§ **Task instructions**: What follows is a set of entries. Give them again exactly, without the pictures.

§ **Records for the exercise**:
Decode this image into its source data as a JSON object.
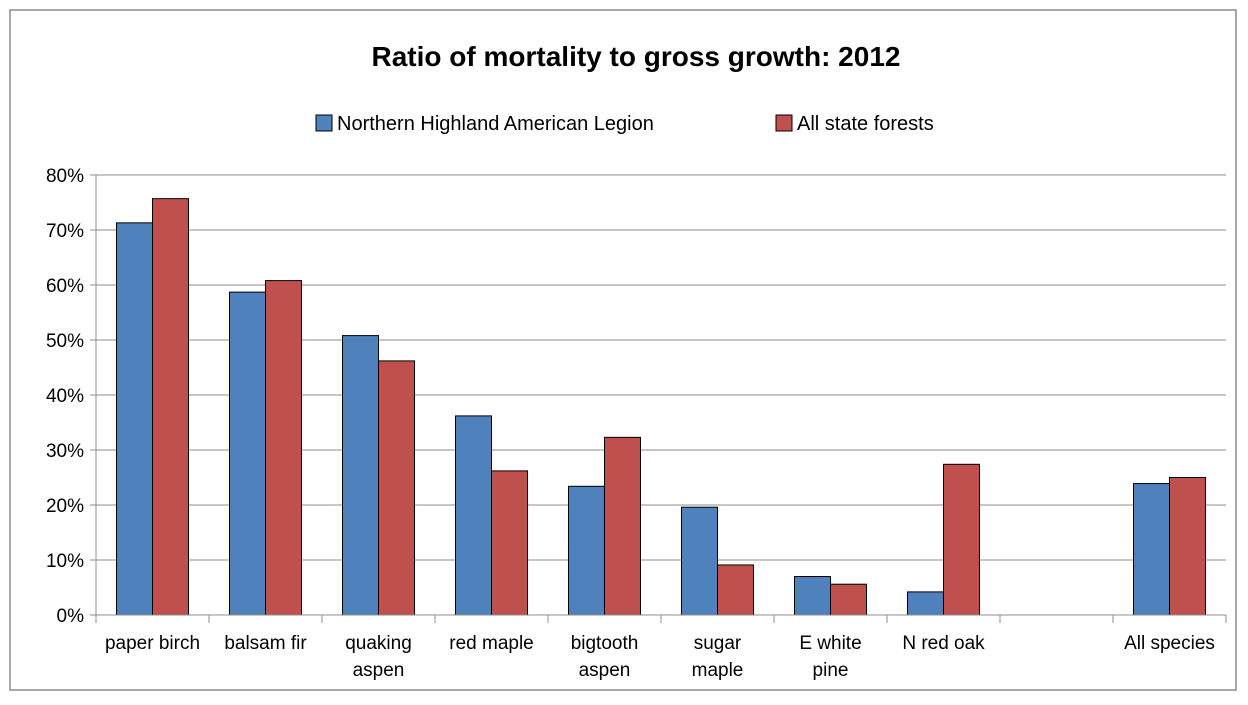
{
  "chart_data": {
    "type": "bar",
    "title": "Ratio of mortality to gross growth:  2012",
    "xlabel": "",
    "ylabel": "",
    "categories": [
      "paper birch",
      "balsam fir",
      "quaking aspen",
      "red maple",
      "bigtooth aspen",
      "sugar maple",
      "E white pine",
      "N red oak",
      "",
      "All species"
    ],
    "category_lines": [
      [
        "paper birch"
      ],
      [
        "balsam fir"
      ],
      [
        "quaking",
        "aspen"
      ],
      [
        "red maple"
      ],
      [
        "bigtooth",
        "aspen"
      ],
      [
        "sugar",
        "maple"
      ],
      [
        "E white",
        "pine"
      ],
      [
        "N red oak"
      ],
      [],
      [
        "All species"
      ]
    ],
    "series": [
      {
        "name": "Northern Highland American Legion",
        "color": "#4f81bd",
        "values": [
          71.3,
          58.7,
          50.8,
          36.2,
          23.4,
          19.6,
          7.0,
          4.2,
          null,
          23.9
        ]
      },
      {
        "name": "All state forests",
        "color": "#c0504d",
        "values": [
          75.7,
          60.8,
          46.2,
          26.2,
          32.3,
          9.1,
          5.6,
          27.4,
          null,
          25.0
        ]
      }
    ],
    "ylim": [
      0,
      80
    ],
    "yticks": [
      0,
      10,
      20,
      30,
      40,
      50,
      60,
      70,
      80
    ],
    "ytick_labels": [
      "0%",
      "10%",
      "20%",
      "30%",
      "40%",
      "50%",
      "60%",
      "70%",
      "80%"
    ],
    "grid": true,
    "legend_position": "top"
  }
}
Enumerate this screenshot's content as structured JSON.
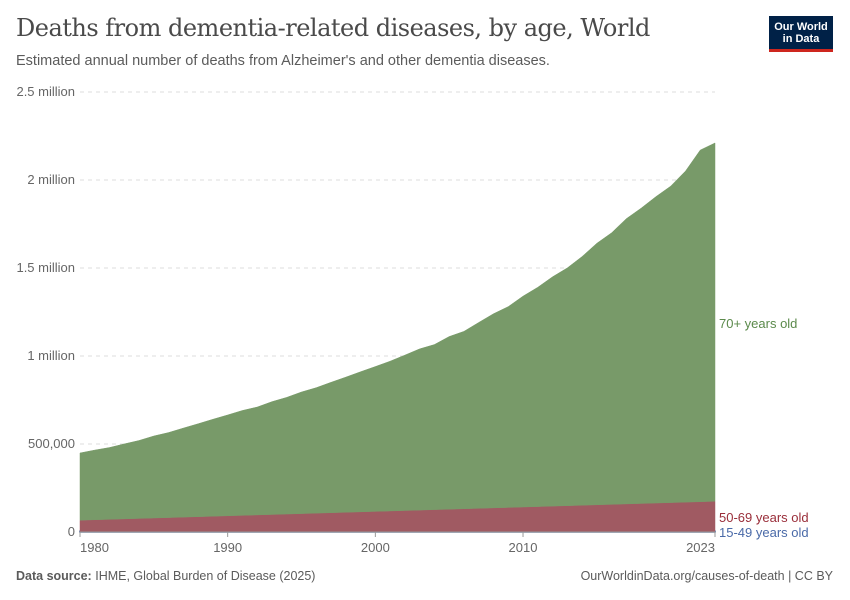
{
  "header": {
    "title": "Deaths from dementia-related diseases, by age, World",
    "subtitle": "Estimated annual number of deaths from Alzheimer's and other dementia diseases.",
    "logo_line1": "Our World",
    "logo_line2": "in Data"
  },
  "footer": {
    "source_label": "Data source:",
    "source": "IHME, Global Burden of Disease (2025)",
    "link": "OurWorldinData.org/causes-of-death | CC BY"
  },
  "chart_data": {
    "type": "area",
    "stacked": true,
    "title": "Deaths from dementia-related diseases, by age, World",
    "ylim": [
      0,
      2500000
    ],
    "xlim": [
      1980,
      2023
    ],
    "grid": "horizontal dashed",
    "legend_placement": "right (inline labels)",
    "yticks": [
      {
        "v": 0,
        "label": "0"
      },
      {
        "v": 500000,
        "label": "500,000"
      },
      {
        "v": 1000000,
        "label": "1 million"
      },
      {
        "v": 1500000,
        "label": "1.5 million"
      },
      {
        "v": 2000000,
        "label": "2 million"
      },
      {
        "v": 2500000,
        "label": "2.5 million"
      }
    ],
    "xticks": [
      {
        "v": 1980,
        "label": "1980"
      },
      {
        "v": 1990,
        "label": "1990"
      },
      {
        "v": 2000,
        "label": "2000"
      },
      {
        "v": 2010,
        "label": "2010"
      },
      {
        "v": 2023,
        "label": "2023"
      }
    ],
    "x": [
      1980,
      1981,
      1982,
      1983,
      1984,
      1985,
      1986,
      1987,
      1988,
      1989,
      1990,
      1991,
      1992,
      1993,
      1994,
      1995,
      1996,
      1997,
      1998,
      1999,
      2000,
      2001,
      2002,
      2003,
      2004,
      2005,
      2006,
      2007,
      2008,
      2009,
      2010,
      2011,
      2012,
      2013,
      2014,
      2015,
      2016,
      2017,
      2018,
      2019,
      2020,
      2021,
      2022,
      2023
    ],
    "series": [
      {
        "name": "15-49 years old",
        "color": "#4c6a9c",
        "label_color": "#4a6aa8",
        "values": [
          4000,
          4000,
          4000,
          4000,
          4000,
          4000,
          4000,
          4000,
          4000,
          4000,
          4000,
          4000,
          4000,
          4000,
          4000,
          4000,
          4000,
          4000,
          4000,
          4000,
          4000,
          4000,
          4000,
          4000,
          4000,
          4000,
          4000,
          4000,
          4000,
          4000,
          4000,
          4000,
          4000,
          4000,
          4000,
          4000,
          4000,
          4000,
          4000,
          4000,
          4000,
          4000,
          4000,
          4000
        ]
      },
      {
        "name": "50-69 years old",
        "color": "#a05a62",
        "label_color": "#9a2e3a",
        "values": [
          63000,
          65500,
          68000,
          70500,
          73000,
          75500,
          78000,
          80500,
          83000,
          85500,
          88000,
          90500,
          93000,
          95500,
          98000,
          100500,
          103000,
          105500,
          108000,
          110500,
          113000,
          115500,
          118000,
          120500,
          123000,
          125500,
          128000,
          130500,
          133000,
          135500,
          138000,
          140500,
          143000,
          145500,
          148000,
          150500,
          153000,
          155500,
          158000,
          160500,
          163000,
          165500,
          168000,
          170500
        ]
      },
      {
        "name": "70+ years old",
        "color": "#789a69",
        "label_color": "#5b8a4b",
        "values": [
          382000,
          396000,
          408000,
          426000,
          443000,
          466000,
          483000,
          506000,
          528000,
          551000,
          573000,
          596000,
          613000,
          641000,
          663000,
          691000,
          713000,
          741000,
          768000,
          796000,
          823000,
          851000,
          883000,
          916000,
          938000,
          981000,
          1008000,
          1056000,
          1103000,
          1141000,
          1198000,
          1246000,
          1303000,
          1351000,
          1413000,
          1486000,
          1543000,
          1621000,
          1678000,
          1741000,
          1798000,
          1881000,
          1998000,
          2036000
        ]
      }
    ]
  }
}
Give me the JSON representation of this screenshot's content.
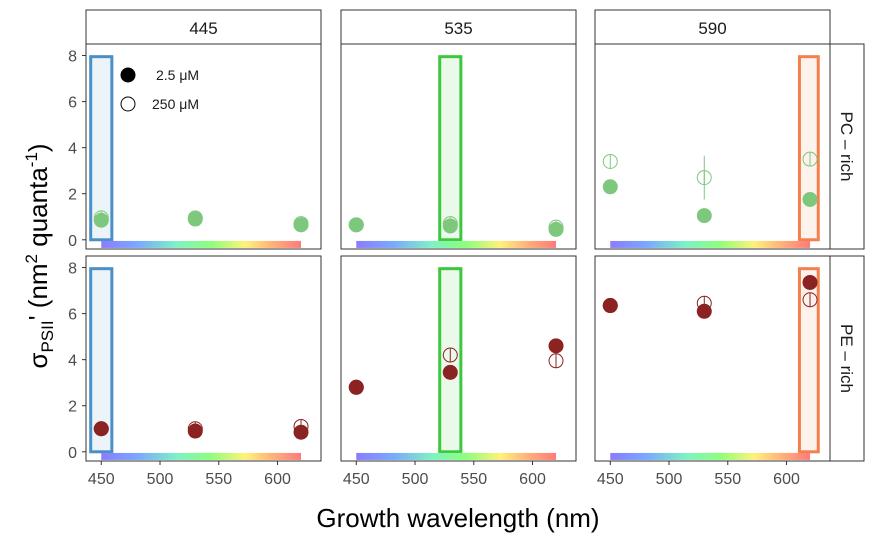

§ **The output**:
Decode this image into its source data as a JSON object.
{
  "chart_data": {
    "type": "bar",
    "title": "Ratio of mortality to gross growth:  2012",
    "xlabel": "",
    "ylabel": "",
    "categories": [
      "paper birch",
      "balsam fir",
      "quaking aspen",
      "red maple",
      "bigtooth aspen",
      "sugar maple",
      "E white pine",
      "N red oak",
      "",
      "All species"
    ],
    "category_lines": [
      [
        "paper birch"
      ],
      [
        "balsam fir"
      ],
      [
        "quaking",
        "aspen"
      ],
      [
        "red maple"
      ],
      [
        "bigtooth",
        "aspen"
      ],
      [
        "sugar",
        "maple"
      ],
      [
        "E white",
        "pine"
      ],
      [
        "N red oak"
      ],
      [],
      [
        "All species"
      ]
    ],
    "series": [
      {
        "name": "Northern Highland American Legion",
        "color": "#4f81bd",
        "values": [
          71.3,
          58.7,
          50.8,
          36.2,
          23.4,
          19.6,
          7.0,
          4.2,
          null,
          23.9
        ]
      },
      {
        "name": "All state forests",
        "color": "#c0504d",
        "values": [
          75.7,
          60.8,
          46.2,
          26.2,
          32.3,
          9.1,
          5.6,
          27.4,
          null,
          25.0
        ]
      }
    ],
    "ylim": [
      0,
      80
    ],
    "yticks": [
      0,
      10,
      20,
      30,
      40,
      50,
      60,
      70,
      80
    ],
    "ytick_labels": [
      "0%",
      "10%",
      "20%",
      "30%",
      "40%",
      "50%",
      "60%",
      "70%",
      "80%"
    ],
    "grid": true,
    "legend_position": "top"
  }
}
Enumerate this screenshot's content as structured JSON.
{
  "header": {
    "title": "Deaths from dementia-related diseases, by age, World",
    "subtitle": "Estimated annual number of deaths from Alzheimer's and other dementia diseases.",
    "logo_line1": "Our World",
    "logo_line2": "in Data"
  },
  "footer": {
    "source_label": "Data source:",
    "source": "IHME, Global Burden of Disease (2025)",
    "link": "OurWorldinData.org/causes-of-death | CC BY"
  },
  "chart_data": {
    "type": "area",
    "stacked": true,
    "title": "Deaths from dementia-related diseases, by age, World",
    "ylim": [
      0,
      2500000
    ],
    "xlim": [
      1980,
      2023
    ],
    "grid": "horizontal dashed",
    "legend_placement": "right (inline labels)",
    "yticks": [
      {
        "v": 0,
        "label": "0"
      },
      {
        "v": 500000,
        "label": "500,000"
      },
      {
        "v": 1000000,
        "label": "1 million"
      },
      {
        "v": 1500000,
        "label": "1.5 million"
      },
      {
        "v": 2000000,
        "label": "2 million"
      },
      {
        "v": 2500000,
        "label": "2.5 million"
      }
    ],
    "xticks": [
      {
        "v": 1980,
        "label": "1980"
      },
      {
        "v": 1990,
        "label": "1990"
      },
      {
        "v": 2000,
        "label": "2000"
      },
      {
        "v": 2010,
        "label": "2010"
      },
      {
        "v": 2023,
        "label": "2023"
      }
    ],
    "x": [
      1980,
      1981,
      1982,
      1983,
      1984,
      1985,
      1986,
      1987,
      1988,
      1989,
      1990,
      1991,
      1992,
      1993,
      1994,
      1995,
      1996,
      1997,
      1998,
      1999,
      2000,
      2001,
      2002,
      2003,
      2004,
      2005,
      2006,
      2007,
      2008,
      2009,
      2010,
      2011,
      2012,
      2013,
      2014,
      2015,
      2016,
      2017,
      2018,
      2019,
      2020,
      2021,
      2022,
      2023
    ],
    "series": [
      {
        "name": "15-49 years old",
        "color": "#4c6a9c",
        "label_color": "#4a6aa8",
        "values": [
          4000,
          4000,
          4000,
          4000,
          4000,
          4000,
          4000,
          4000,
          4000,
          4000,
          4000,
          4000,
          4000,
          4000,
          4000,
          4000,
          4000,
          4000,
          4000,
          4000,
          4000,
          4000,
          4000,
          4000,
          4000,
          4000,
          4000,
          4000,
          4000,
          4000,
          4000,
          4000,
          4000,
          4000,
          4000,
          4000,
          4000,
          4000,
          4000,
          4000,
          4000,
          4000,
          4000,
          4000
        ]
      },
      {
        "name": "50-69 years old",
        "color": "#a05a62",
        "label_color": "#9a2e3a",
        "values": [
          63000,
          65500,
          68000,
          70500,
          73000,
          75500,
          78000,
          80500,
          83000,
          85500,
          88000,
          90500,
          93000,
          95500,
          98000,
          100500,
          103000,
          105500,
          108000,
          110500,
          113000,
          115500,
          118000,
          120500,
          123000,
          125500,
          128000,
          130500,
          133000,
          135500,
          138000,
          140500,
          143000,
          145500,
          148000,
          150500,
          153000,
          155500,
          158000,
          160500,
          163000,
          165500,
          168000,
          170500
        ]
      },
      {
        "name": "70+ years old",
        "color": "#789a69",
        "label_color": "#5b8a4b",
        "values": [
          382000,
          396000,
          408000,
          426000,
          443000,
          466000,
          483000,
          506000,
          528000,
          551000,
          573000,
          596000,
          613000,
          641000,
          663000,
          691000,
          713000,
          741000,
          768000,
          796000,
          823000,
          851000,
          883000,
          916000,
          938000,
          981000,
          1008000,
          1056000,
          1103000,
          1141000,
          1198000,
          1246000,
          1303000,
          1351000,
          1413000,
          1486000,
          1543000,
          1621000,
          1678000,
          1741000,
          1798000,
          1881000,
          1998000,
          2036000
        ]
      }
    ]
  }
}
Give me the JSON representation of this screenshot's content.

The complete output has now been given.